#### Material for this exercise
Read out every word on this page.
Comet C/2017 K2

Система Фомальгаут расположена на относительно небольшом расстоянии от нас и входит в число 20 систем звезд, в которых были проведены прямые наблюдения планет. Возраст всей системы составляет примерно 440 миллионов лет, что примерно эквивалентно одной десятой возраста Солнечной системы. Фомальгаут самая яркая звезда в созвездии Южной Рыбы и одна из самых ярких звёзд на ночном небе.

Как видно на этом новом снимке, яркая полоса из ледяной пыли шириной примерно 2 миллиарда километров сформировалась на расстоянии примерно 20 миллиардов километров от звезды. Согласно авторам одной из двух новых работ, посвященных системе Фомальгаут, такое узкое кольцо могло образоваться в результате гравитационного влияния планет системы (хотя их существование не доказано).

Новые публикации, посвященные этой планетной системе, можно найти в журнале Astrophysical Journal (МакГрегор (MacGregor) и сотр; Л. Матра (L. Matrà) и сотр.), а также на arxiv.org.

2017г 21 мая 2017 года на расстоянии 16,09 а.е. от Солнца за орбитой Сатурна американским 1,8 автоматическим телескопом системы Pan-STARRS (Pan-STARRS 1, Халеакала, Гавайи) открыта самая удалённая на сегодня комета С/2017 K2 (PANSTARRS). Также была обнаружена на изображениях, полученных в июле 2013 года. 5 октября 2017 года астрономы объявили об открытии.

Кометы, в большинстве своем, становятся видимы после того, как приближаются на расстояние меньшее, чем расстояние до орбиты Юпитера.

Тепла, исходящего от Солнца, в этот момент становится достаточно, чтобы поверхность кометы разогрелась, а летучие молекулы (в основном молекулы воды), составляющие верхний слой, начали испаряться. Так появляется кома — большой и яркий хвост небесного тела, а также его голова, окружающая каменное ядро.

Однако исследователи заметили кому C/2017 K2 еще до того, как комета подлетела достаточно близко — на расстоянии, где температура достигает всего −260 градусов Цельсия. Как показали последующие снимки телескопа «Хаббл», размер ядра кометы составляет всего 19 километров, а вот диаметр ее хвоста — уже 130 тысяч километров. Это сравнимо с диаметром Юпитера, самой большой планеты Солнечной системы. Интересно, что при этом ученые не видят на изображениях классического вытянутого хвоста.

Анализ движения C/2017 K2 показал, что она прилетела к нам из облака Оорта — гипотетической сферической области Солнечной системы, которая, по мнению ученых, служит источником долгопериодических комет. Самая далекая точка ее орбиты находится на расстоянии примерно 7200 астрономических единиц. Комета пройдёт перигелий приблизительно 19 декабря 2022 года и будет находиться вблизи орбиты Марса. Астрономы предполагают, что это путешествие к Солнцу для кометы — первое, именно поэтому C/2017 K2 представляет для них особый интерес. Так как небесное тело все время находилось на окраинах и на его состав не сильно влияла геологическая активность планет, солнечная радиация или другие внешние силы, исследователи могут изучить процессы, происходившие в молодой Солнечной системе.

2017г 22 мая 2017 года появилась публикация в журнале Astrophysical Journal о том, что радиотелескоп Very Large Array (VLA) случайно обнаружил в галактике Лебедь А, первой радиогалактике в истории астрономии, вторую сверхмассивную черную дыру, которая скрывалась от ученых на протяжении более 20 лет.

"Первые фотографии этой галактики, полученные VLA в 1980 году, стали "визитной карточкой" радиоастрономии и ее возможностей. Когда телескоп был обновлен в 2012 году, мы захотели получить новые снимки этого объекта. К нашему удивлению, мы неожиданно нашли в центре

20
########
• The request: Type the material above out again, exactly.

• Exercise output:
Read out every word on this page.
Comet C/2017 K2

Система Фомальгаут расположена на относительно небольшом расстоянии от нас и входит в число 20 систем звезд, в которых были проведены прямые наблюдения планет. Возраст всей системы составляет примерно 440 миллионов лет, что примерно эквивалентно одной десятой возраста Солнечной системы. Фомальгаут самая яркая звезда в созвездии Южной Рыбы и одна из самых ярких звёзд на ночном небе.

Как видно на этом новом снимке, яркая полоса из ледяной пыли шириной примерно 2 миллиарда километров сформировалась на расстоянии примерно 20 миллиардов километров от звезды. Согласно авторам одной из двух новых работ, посвященных системе Фомальгаут, такое узкое кольцо могло образоваться в результате гравитационного влияния планет системы (хотя их существование не доказано).

Новые публикации, посвященные этой планетной системе, можно найти в журнале Astrophysical Journal (МакГрегор (MacGregor) и сотр; Л. Матра (L. Matrà) и сотр.), а также на arxiv.org.

2017г 21 мая 2017 года на расстоянии 16,09 а.е. от Солнца за орбитой Сатурна американским 1,8 автоматическим телескопом системы Pan-STARRS (Pan-STARRS 1, Халеакала, Гавайи) открыта самая удалённая на сегодня комета С/2017 K2 (PANSTARRS). Также была обнаружена на изображениях, полученных в июле 2013 года. 5 октября 2017 года астрономы объявили об открытии.

Кометы, в большинстве своем, становятся видимы после того, как приближаются на расстояние меньшее, чем расстояние до орбиты Юпитера.

Тепла, исходящего от Солнца, в этот момент становится достаточно, чтобы поверхность кометы разогрелась, а летучие молекулы (в основном молекулы воды), составляющие верхний слой, начали испаряться. Так появляется кома — большой и яркий хвост небесного тела, а также его голова, окружающая каменное ядро.

Однако исследователи заметили кому C/2017 K2 еще до того, как комета подлетела достаточно близко — на расстоянии, где температура достигает всего −260 градусов Цельсия. Как показали последующие снимки телескопа «Хаббл», размер ядра кометы составляет всего 19 километров, а вот диаметр ее хвоста — уже 130 тысяч километров. Это сравнимо с диаметром Юпитера, самой большой планеты Солнечной системы. Интересно, что при этом ученые не видят на изображениях классического вытянутого хвоста.

Анализ движения C/2017 K2 показал, что она прилетела к нам из облака Оорта — гипотетической сферической области Солнечной системы, которая, по мнению ученых, служит источником долгопериодических комет. Самая далекая точка ее орбиты находится на расстоянии примерно 7200 астрономических единиц. Комета пройдёт перигелий приблизительно 19 декабря 2022 года и будет находиться вблизи орбиты Марса. Астрономы предполагают, что это путешествие к Солнцу для кометы — первое, именно поэтому C/2017 K2 представляет для них особый интерес. Так как небесное тело все время находилось на окраинах и на его состав не сильно влияла геологическая активность планет, солнечная радиация или другие внешние силы, исследователи могут изучить процессы, происходившие в молодой Солнечной системе.

2017г 22 мая 2017 года появилась публикация в журнале Astrophysical Journal о том, что радиотелескоп Very Large Array (VLA) случайно обнаружил в галактике Лебедь А, первой радиогалактике в истории астрономии, вторую сверхмассивную черную дыру, которая скрывалась от ученых на протяжении более 20 лет.

"Первые фотографии этой галактики, полученные VLA в 1980 году, стали "визитной карточкой" радиоастрономии и ее возможностей. Когда телескоп был обновлен в 2012 году, мы захотели получить новые снимки этого объекта. К нашему удивлению, мы неожиданно нашли в центре

20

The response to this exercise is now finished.